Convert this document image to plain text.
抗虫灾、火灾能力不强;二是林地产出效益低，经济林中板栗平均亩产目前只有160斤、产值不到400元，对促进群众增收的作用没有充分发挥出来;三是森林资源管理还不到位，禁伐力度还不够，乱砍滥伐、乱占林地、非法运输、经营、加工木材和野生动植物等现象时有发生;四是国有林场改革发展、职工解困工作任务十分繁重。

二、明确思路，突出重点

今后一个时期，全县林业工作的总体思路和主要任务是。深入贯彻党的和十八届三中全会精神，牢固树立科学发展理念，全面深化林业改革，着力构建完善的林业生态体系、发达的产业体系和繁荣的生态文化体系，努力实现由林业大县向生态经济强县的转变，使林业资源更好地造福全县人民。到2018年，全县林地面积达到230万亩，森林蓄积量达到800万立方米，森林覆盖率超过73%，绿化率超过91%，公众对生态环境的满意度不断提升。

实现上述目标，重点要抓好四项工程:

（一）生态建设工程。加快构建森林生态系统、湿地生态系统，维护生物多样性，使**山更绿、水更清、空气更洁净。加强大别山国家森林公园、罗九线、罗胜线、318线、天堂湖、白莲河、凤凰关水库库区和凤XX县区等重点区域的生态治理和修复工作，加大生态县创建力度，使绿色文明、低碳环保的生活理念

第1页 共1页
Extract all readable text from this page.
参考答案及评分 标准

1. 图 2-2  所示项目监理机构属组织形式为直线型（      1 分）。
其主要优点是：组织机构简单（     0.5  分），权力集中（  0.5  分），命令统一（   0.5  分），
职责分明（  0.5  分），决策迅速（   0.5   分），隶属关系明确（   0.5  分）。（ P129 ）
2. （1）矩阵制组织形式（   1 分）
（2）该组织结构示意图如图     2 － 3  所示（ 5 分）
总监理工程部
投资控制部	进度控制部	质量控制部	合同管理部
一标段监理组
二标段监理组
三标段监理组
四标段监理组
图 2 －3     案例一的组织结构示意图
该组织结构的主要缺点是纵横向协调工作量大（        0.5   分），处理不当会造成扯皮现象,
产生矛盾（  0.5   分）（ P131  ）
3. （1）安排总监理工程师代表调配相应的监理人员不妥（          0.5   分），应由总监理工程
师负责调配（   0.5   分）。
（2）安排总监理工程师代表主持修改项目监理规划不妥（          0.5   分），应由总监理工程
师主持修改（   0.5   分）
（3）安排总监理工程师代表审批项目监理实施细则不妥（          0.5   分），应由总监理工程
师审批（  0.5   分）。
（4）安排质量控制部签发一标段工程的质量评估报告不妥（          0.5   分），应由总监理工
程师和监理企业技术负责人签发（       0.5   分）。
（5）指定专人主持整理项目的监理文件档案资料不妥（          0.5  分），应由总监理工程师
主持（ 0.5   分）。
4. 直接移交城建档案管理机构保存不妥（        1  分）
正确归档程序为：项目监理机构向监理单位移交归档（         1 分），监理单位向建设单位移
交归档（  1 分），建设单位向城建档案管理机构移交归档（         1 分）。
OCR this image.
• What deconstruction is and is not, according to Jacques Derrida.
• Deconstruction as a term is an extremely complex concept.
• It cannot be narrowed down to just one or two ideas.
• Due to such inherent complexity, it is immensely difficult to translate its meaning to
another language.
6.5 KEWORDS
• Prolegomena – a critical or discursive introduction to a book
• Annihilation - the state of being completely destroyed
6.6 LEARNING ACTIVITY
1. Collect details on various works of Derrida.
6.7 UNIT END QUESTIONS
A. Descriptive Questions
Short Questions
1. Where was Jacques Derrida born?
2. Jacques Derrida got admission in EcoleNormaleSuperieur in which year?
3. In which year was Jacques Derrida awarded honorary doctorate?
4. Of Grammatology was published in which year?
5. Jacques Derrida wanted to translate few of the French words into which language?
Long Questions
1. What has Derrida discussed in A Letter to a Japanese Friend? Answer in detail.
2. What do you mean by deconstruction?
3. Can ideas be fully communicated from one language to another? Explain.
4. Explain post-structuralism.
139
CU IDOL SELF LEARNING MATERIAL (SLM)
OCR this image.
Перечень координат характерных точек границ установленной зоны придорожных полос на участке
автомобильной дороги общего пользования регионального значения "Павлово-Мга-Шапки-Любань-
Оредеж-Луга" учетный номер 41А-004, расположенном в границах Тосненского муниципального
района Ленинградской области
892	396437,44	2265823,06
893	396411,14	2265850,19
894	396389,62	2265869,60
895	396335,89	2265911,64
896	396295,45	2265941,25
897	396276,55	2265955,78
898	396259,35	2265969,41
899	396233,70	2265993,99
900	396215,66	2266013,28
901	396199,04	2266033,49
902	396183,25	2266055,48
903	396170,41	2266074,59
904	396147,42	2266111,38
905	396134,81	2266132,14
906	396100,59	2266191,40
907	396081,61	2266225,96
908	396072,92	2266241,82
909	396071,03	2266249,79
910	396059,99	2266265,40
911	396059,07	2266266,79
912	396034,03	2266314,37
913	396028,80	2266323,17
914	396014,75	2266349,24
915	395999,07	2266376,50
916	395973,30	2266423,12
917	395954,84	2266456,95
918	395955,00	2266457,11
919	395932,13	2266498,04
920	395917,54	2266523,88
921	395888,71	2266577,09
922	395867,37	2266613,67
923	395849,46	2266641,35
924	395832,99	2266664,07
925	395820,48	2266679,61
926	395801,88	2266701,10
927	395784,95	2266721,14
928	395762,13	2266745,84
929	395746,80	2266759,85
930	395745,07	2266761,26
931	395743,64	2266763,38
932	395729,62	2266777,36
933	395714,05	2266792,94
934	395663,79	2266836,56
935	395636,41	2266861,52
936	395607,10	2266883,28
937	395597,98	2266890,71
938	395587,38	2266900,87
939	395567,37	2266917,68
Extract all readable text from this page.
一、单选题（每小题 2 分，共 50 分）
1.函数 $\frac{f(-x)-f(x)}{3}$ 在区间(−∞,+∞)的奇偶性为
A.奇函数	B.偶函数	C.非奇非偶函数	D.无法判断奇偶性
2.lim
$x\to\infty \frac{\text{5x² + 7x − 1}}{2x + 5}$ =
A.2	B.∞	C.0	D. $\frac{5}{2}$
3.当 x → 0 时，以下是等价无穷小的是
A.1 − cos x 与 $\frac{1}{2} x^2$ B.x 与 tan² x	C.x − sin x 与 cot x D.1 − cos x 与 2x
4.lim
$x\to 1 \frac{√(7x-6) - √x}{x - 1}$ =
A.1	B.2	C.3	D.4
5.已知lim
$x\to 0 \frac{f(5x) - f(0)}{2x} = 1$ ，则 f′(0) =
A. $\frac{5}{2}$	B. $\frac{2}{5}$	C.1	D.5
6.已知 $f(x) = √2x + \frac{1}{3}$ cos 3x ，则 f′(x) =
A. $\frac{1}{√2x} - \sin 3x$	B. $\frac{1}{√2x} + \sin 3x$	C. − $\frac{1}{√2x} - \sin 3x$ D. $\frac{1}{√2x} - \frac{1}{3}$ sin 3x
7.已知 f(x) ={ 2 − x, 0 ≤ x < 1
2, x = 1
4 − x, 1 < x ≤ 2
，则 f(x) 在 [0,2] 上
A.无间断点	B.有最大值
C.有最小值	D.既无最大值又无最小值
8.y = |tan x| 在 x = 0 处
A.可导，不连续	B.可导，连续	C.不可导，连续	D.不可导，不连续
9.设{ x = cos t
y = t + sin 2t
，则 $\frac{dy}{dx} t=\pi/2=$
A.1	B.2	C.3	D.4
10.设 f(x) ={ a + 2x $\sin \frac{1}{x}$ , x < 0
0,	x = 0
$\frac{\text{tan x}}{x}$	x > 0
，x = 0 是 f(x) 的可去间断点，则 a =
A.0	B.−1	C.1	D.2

---

Work to complete: From the records above, extract every line exactly as it stands.

Written reply:
Convert this document image to plain text.
抗虫灾、火灾能力不强;二是林地产出效益低，经济林中板栗平均亩产目前只有160斤、产值不到400元，对促进群众增收的作用没有充分发挥出来;三是森林资源管理还不到位，禁伐力度还不够，乱砍滥伐、乱占林地、非法运输、经营、加工木材和野生动植物等现象时有发生;四是国有林场改革发展、职工解困工作任务十分繁重。

二、明确思路，突出重点

今后一个时期，全县林业工作的总体思路和主要任务是。深入贯彻党的和十八届三中全会精神，牢固树立科学发展理念，全面深化林业改革，着力构建完善的林业生态体系、发达的产业体系和繁荣的生态文化体系，努力实现由林业大县向生态经济强县的转变，使林业资源更好地造福全县人民。到2018年，全县林地面积达到230万亩，森林蓄积量达到800万立方米，森林覆盖率超过73%，绿化率超过91%，公众对生态环境的满意度不断提升。

实现上述目标，重点要抓好四项工程:

（一）生态建设工程。加快构建森林生态系统、湿地生态系统，维护生物多样性，使**山更绿、水更清、空气更洁净。加强大别山国家森林公园、罗九线、罗胜线、318线、天堂湖、白莲河、凤凰关水库库区和凤XX县区等重点区域的生态治理和修复工作，加大生态县创建力度，使绿色文明、低碳环保的生活理念

第1页 共1页
Extract all readable text from this page.
参考答案及评分 标准

1. 图 2-2  所示项目监理机构属组织形式为直线型（      1 分）。
其主要优点是：组织机构简单（     0.5  分），权力集中（  0.5  分），命令统一（   0.5  分），
职责分明（  0.5  分），决策迅速（   0.5   分），隶属关系明确（   0.5  分）。（ P129 ）
2. （1）矩阵制组织形式（   1 分）
（2）该组织结构示意图如图     2 － 3  所示（ 5 分）
总监理工程部
投资控制部	进度控制部	质量控制部	合同管理部
一标段监理组
二标段监理组
三标段监理组
四标段监理组
图 2 －3     案例一的组织结构示意图
该组织结构的主要缺点是纵横向协调工作量大（        0.5   分），处理不当会造成扯皮现象,
产生矛盾（  0.5   分）（ P131  ）
3. （1）安排总监理工程师代表调配相应的监理人员不妥（          0.5   分），应由总监理工程
师负责调配（   0.5   分）。
（2）安排总监理工程师代表主持修改项目监理规划不妥（          0.5   分），应由总监理工程
师主持修改（   0.5   分）
（3）安排总监理工程师代表审批项目监理实施细则不妥（          0.5   分），应由总监理工程
师审批（  0.5   分）。
（4）安排质量控制部签发一标段工程的质量评估报告不妥（          0.5   分），应由总监理工
程师和监理企业技术负责人签发（       0.5   分）。
（5）指定专人主持整理项目的监理文件档案资料不妥（          0.5  分），应由总监理工程师
主持（ 0.5   分）。
4. 直接移交城建档案管理机构保存不妥（        1  分）
正确归档程序为：项目监理机构向监理单位移交归档（         1 分），监理单位向建设单位移
交归档（  1 分），建设单位向城建档案管理机构移交归档（         1 分）。
OCR this image.
• What deconstruction is and is not, according to Jacques Derrida.
• Deconstruction as a term is an extremely complex concept.
• It cannot be narrowed down to just one or two ideas.
• Due to such inherent complexity, it is immensely difficult to translate its meaning to
another language.
6.5 KEWORDS
• Prolegomena – a critical or discursive introduction to a book
• Annihilation - the state of being completely destroyed
6.6 LEARNING ACTIVITY
1. Collect details on various works of Derrida.
6.7 UNIT END QUESTIONS
A. Descriptive Questions
Short Questions
1. Where was Jacques Derrida born?
2. Jacques Derrida got admission in EcoleNormaleSuperieur in which year?
3. In which year was Jacques Derrida awarded honorary doctorate?
4. Of Grammatology was published in which year?
5. Jacques Derrida wanted to translate few of the French words into which language?
Long Questions
1. What has Derrida discussed in A Letter to a Japanese Friend? Answer in detail.
2. What do you mean by deconstruction?
3. Can ideas be fully communicated from one language to another? Explain.
4. Explain post-structuralism.
139
CU IDOL SELF LEARNING MATERIAL (SLM)
OCR this image.
Перечень координат характерных точек границ установленной зоны придорожных полос на участке
автомобильной дороги общего пользования регионального значения "Павлово-Мга-Шапки-Любань-
Оредеж-Луга" учетный номер 41А-004, расположенном в границах Тосненского муниципального
района Ленинградской области
892	396437,44	2265823,06
893	396411,14	2265850,19
894	396389,62	2265869,60
895	396335,89	2265911,64
896	396295,45	2265941,25
897	396276,55	2265955,78
898	396259,35	2265969,41
899	396233,70	2265993,99
900	396215,66	2266013,28
901	396199,04	2266033,49
902	396183,25	2266055,48
903	396170,41	2266074,59
904	396147,42	2266111,38
905	396134,81	2266132,14
906	396100,59	2266191,40
907	396081,61	2266225,96
908	396072,92	2266241,82
909	396071,03	2266249,79
910	396059,99	2266265,40
911	396059,07	2266266,79
912	396034,03	2266314,37
913	396028,80	2266323,17
914	396014,75	2266349,24
915	395999,07	2266376,50
916	395973,30	2266423,12
917	395954,84	2266456,95
918	395955,00	2266457,11
919	395932,13	2266498,04
920	395917,54	2266523,88
921	395888,71	2266577,09
922	395867,37	2266613,67
923	395849,46	2266641,35
924	395832,99	2266664,07
925	395820,48	2266679,61
926	395801,88	2266701,10
927	395784,95	2266721,14
928	395762,13	2266745,84
929	395746,80	2266759,85
930	395745,07	2266761,26
931	395743,64	2266763,38
932	395729,62	2266777,36
933	395714,05	2266792,94
934	395663,79	2266836,56
935	395636,41	2266861,52
936	395607,10	2266883,28
937	395597,98	2266890,71
938	395587,38	2266900,87
939	395567,37	2266917,68
Extract all readable text from this page.
一、单选题（每小题 2 分，共 50 分）
1.函数 $\frac{f(-x)-f(x)}{3}$ 在区间(−∞,+∞)的奇偶性为
A.奇函数	B.偶函数	C.非奇非偶函数	D.无法判断奇偶性
2.lim
$x\to\infty \frac{\text{5x² + 7x − 1}}{2x + 5}$ =
A.2	B.∞	C.0	D. $\frac{5}{2}$
3.当 x → 0 时，以下是等价无穷小的是
A.1 − cos x 与 $\frac{1}{2} x^2$ B.x 与 tan² x	C.x − sin x 与 cot x D.1 − cos x 与 2x
4.lim
$x\to 1 \frac{√(7x-6) - √x}{x - 1}$ =
A.1	B.2	C.3	D.4
5.已知lim
$x\to 0 \frac{f(5x) - f(0)}{2x} = 1$ ，则 f′(0) =
A. $\frac{5}{2}$	B. $\frac{2}{5}$	C.1	D.5
6.已知 $f(x) = √2x + \frac{1}{3}$ cos 3x ，则 f′(x) =
A. $\frac{1}{√2x} - \sin 3x$	B. $\frac{1}{√2x} + \sin 3x$	C. − $\frac{1}{√2x} - \sin 3x$ D. $\frac{1}{√2x} - \frac{1}{3}$ sin 3x
7.已知 f(x) ={ 2 − x, 0 ≤ x < 1
2, x = 1
4 − x, 1 < x ≤ 2
，则 f(x) 在 [0,2] 上
A.无间断点	B.有最大值
C.有最小值	D.既无最大值又无最小值
8.y = |tan x| 在 x = 0 处
A.可导，不连续	B.可导，连续	C.不可导，连续	D.不可导，不连续
9.设{ x = cos t
y = t + sin 2t
，则 $\frac{dy}{dx} t=\pi/2=$
A.1	B.2	C.3	D.4
10.设 f(x) ={ a + 2x $\sin \frac{1}{x}$ , x < 0
0,	x = 0
$\frac{\text{tan x}}{x}$	x > 0
，x = 0 是 f(x) 的可去间断点，则 a =
A.0	B.−1	C.1	D.2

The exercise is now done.